▶ Entries shown:

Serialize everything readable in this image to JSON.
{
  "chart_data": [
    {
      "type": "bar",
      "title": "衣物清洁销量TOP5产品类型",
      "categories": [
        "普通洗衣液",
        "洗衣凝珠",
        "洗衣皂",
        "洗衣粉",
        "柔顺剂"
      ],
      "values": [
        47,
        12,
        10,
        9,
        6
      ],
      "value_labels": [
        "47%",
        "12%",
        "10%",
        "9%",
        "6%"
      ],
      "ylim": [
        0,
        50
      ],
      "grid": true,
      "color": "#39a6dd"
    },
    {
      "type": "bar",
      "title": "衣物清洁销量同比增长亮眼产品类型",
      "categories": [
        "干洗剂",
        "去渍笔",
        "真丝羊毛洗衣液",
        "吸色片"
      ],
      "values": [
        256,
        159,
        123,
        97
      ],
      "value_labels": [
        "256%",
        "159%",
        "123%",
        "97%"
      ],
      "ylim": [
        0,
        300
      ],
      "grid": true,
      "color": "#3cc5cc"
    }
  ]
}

▶ What you should do:
Each line above must be printed exactly as it appears.

▶ Result for this task:
Serialize everything readable in this image to JSON.
{
  "chart_data": [
    {
      "type": "bar",
      "title": "衣物清洁销量TOP5产品类型",
      "categories": [
        "普通洗衣液",
        "洗衣凝珠",
        "洗衣皂",
        "洗衣粉",
        "柔顺剂"
      ],
      "values": [
        47,
        12,
        10,
        9,
        6
      ],
      "value_labels": [
        "47%",
        "12%",
        "10%",
        "9%",
        "6%"
      ],
      "ylim": [
        0,
        50
      ],
      "grid": true,
      "color": "#39a6dd"
    },
    {
      "type": "bar",
      "title": "衣物清洁销量同比增长亮眼产品类型",
      "categories": [
        "干洗剂",
        "去渍笔",
        "真丝羊毛洗衣液",
        "吸色片"
      ],
      "values": [
        256,
        159,
        123,
        97
      ],
      "value_labels": [
        "256%",
        "159%",
        "123%",
        "97%"
      ],
      "ylim": [
        0,
        300
      ],
      "grid": true,
      "color": "#3cc5cc"
    }
  ]
}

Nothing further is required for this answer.